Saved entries

┄┄┄┄┄┄┄┄┄┄┄┄┄┄┄┄┄┄┄┄

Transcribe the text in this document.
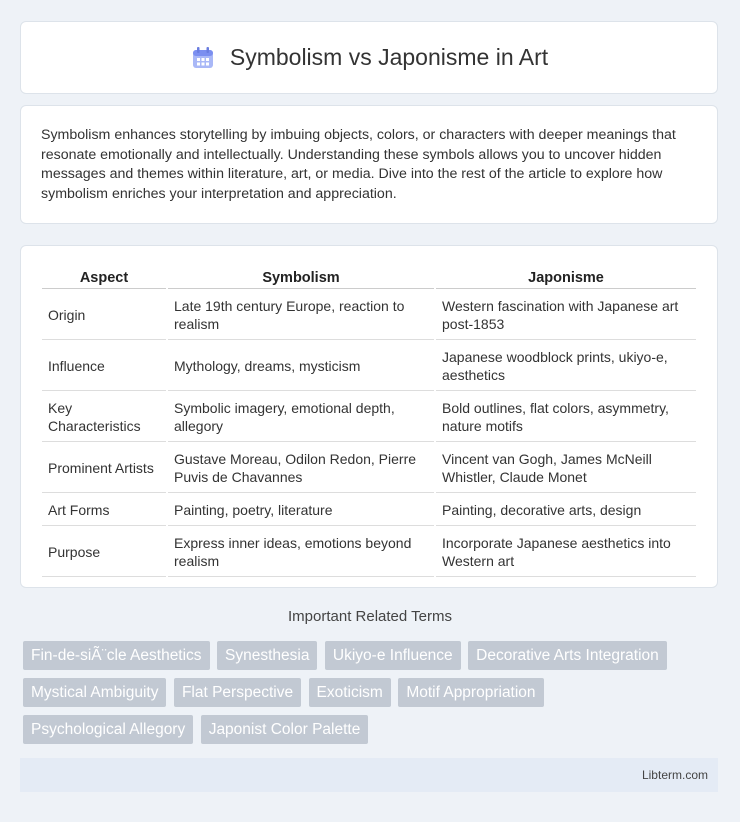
Symbolism vs Japonisme in Art
Symbolism enhances storytelling by imbuing objects, colors, or characters with deeper meanings that resonate emotionally and intellectually. Understanding these symbols allows you to uncover hidden messages and themes within literature, art, or media. Dive into the rest of the article to explore how symbolism enriches your interpretation and appreciation.
Aspect	Symbolism	Japonisme
Origin	Late 19th century Europe, reaction to realism	Western fascination with Japanese art post-1853
Influence	Mythology, dreams, mysticism	Japanese woodblock prints, ukiyo-e, aesthetics
Key Characteristics	Symbolic imagery, emotional depth, allegory	Bold outlines, flat colors, asymmetry, nature motifs
Prominent Artists	Gustave Moreau, Odilon Redon, Pierre Puvis de Chavannes	Vincent van Gogh, James McNeill Whistler, Claude Monet
Art Forms	Painting, poetry, literature	Painting, decorative arts, design
Purpose	Express inner ideas, emotions beyond realism	Incorporate Japanese aesthetics into Western art
Important Related Terms
Fin-de-siÃ¨cle Aesthetics Synesthesia Ukiyo-e Influence Decorative Arts Integration Mystical Ambiguity Flat Perspective Exoticism Motif Appropriation Psychological Allegory Japonist Color Palette
Libterm.com
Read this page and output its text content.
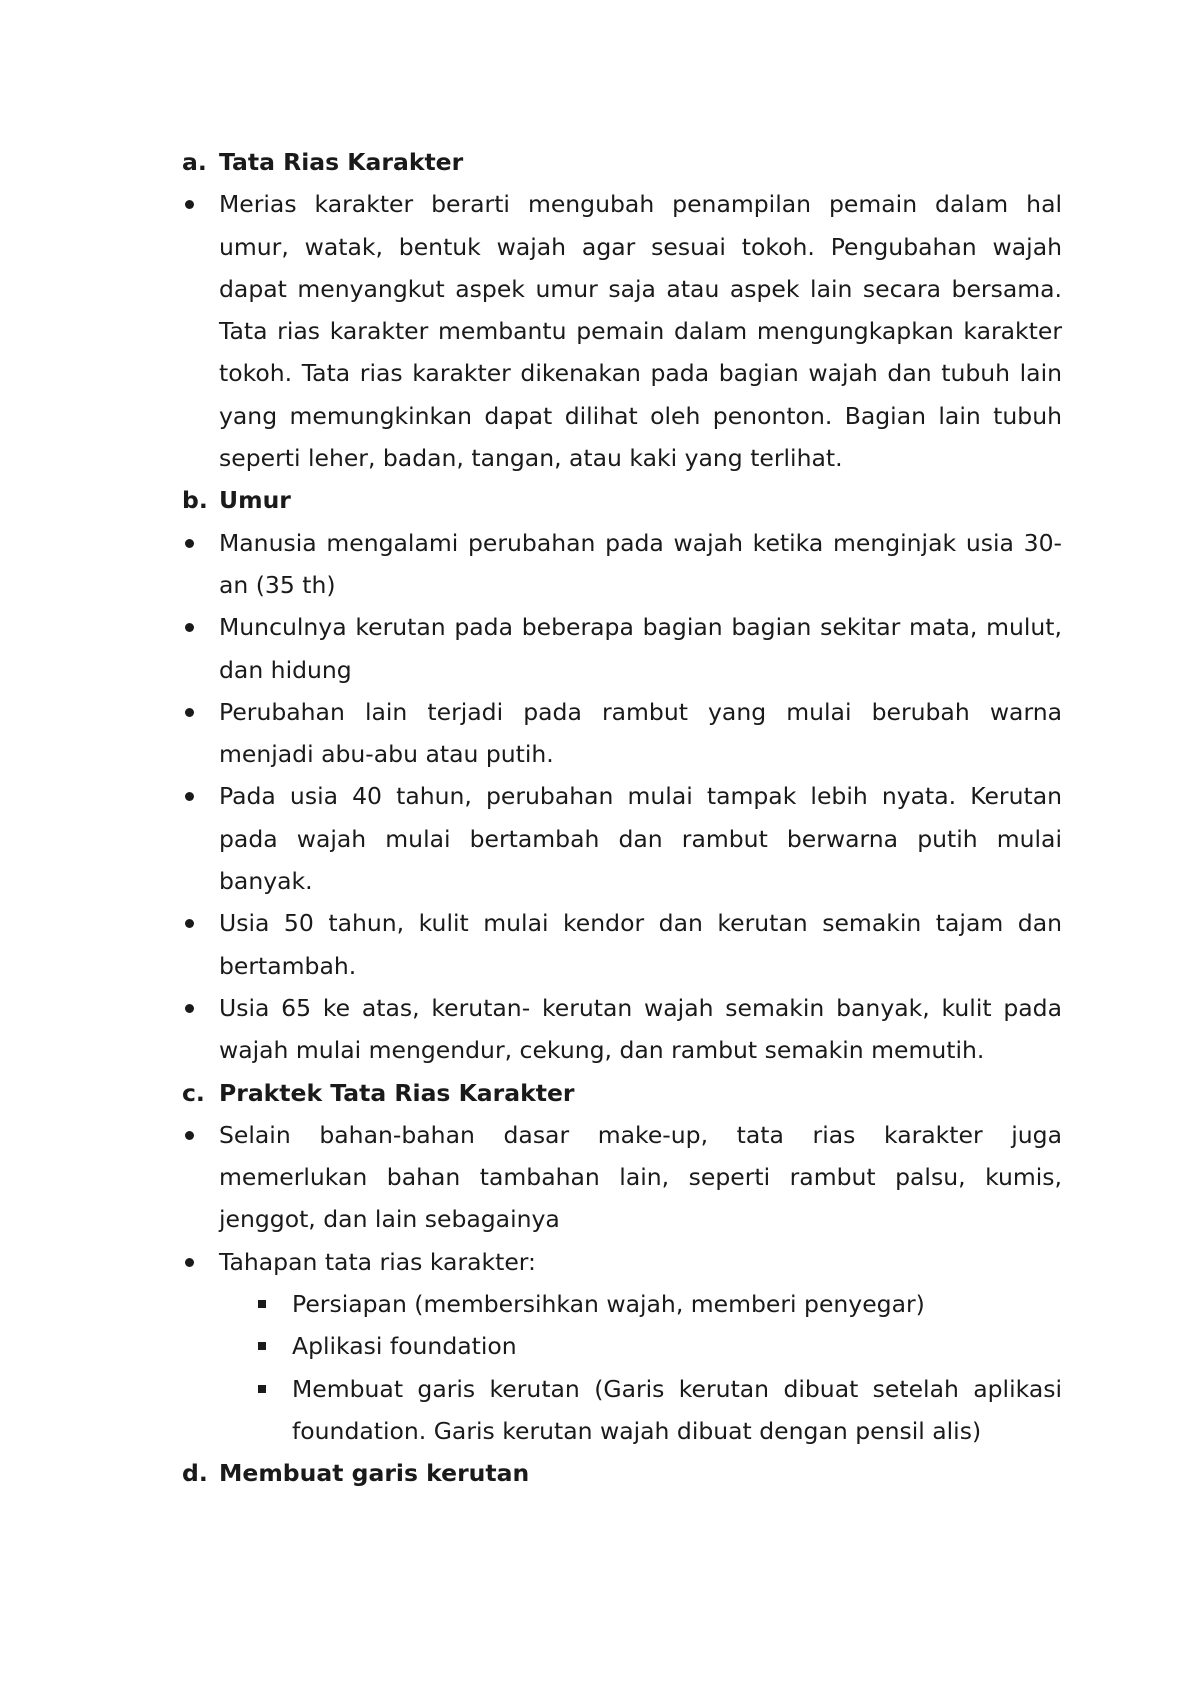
a. Tata Rias Karakter
Merias karakter berarti mengubah penampilan pemain dalam hal umur, watak, bentuk wajah agar sesuai tokoh. Pengubahan wajah dapat menyangkut aspek umur saja atau aspek lain secara bersama. Tata rias karakter membantu pemain dalam mengungkapkan karakter tokoh. Tata rias karakter dikenakan pada bagian wajah dan tubuh lain yang memungkinkan dapat dilihat oleh penonton. Bagian lain tubuh seperti leher, badan, tangan, atau kaki yang terlihat.
b. Umur
Manusia mengalami perubahan pada wajah ketika menginjak usia 30- an (35 th)
Munculnya kerutan pada beberapa bagian bagian sekitar mata, mulut, dan hidung
Perubahan lain terjadi pada rambut yang mulai berubah warna menjadi abu-abu atau putih.
Pada usia 40 tahun, perubahan mulai tampak lebih nyata. Kerutan pada wajah mulai bertambah dan rambut berwarna putih mulai banyak.
Usia 50 tahun, kulit mulai kendor dan kerutan semakin tajam dan bertambah.
Usia 65 ke atas, kerutan- kerutan wajah semakin banyak, kulit pada wajah mulai mengendur, cekung, dan rambut semakin memutih.
c. Praktek Tata Rias Karakter
Selain bahan-bahan dasar make-up, tata rias karakter juga memerlukan bahan tambahan lain, seperti rambut palsu, kumis, jenggot, dan lain sebagainya
Tahapan tata rias karakter:
Persiapan (membersihkan wajah, memberi penyegar)
Aplikasi foundation
Membuat garis kerutan (Garis kerutan dibuat setelah aplikasi foundation. Garis kerutan wajah dibuat dengan pensil alis)
d. Membuat garis kerutan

┄┄┄┄┄┄┄┄┄┄┄┄┄┄┄┄┄┄┄┄

What the task asks:
Using the listing above, return all lines where the word "tahun" occurs.

Exercise result:
Pada usia 40 tahun, perubahan mulai tampak lebih nyata. Kerutan pada wajah mulai bertambah dan rambut berwarna putih mulai banyak.
Usia 50 tahun, kulit mulai kendor dan kerutan semakin tajam dan bertambah.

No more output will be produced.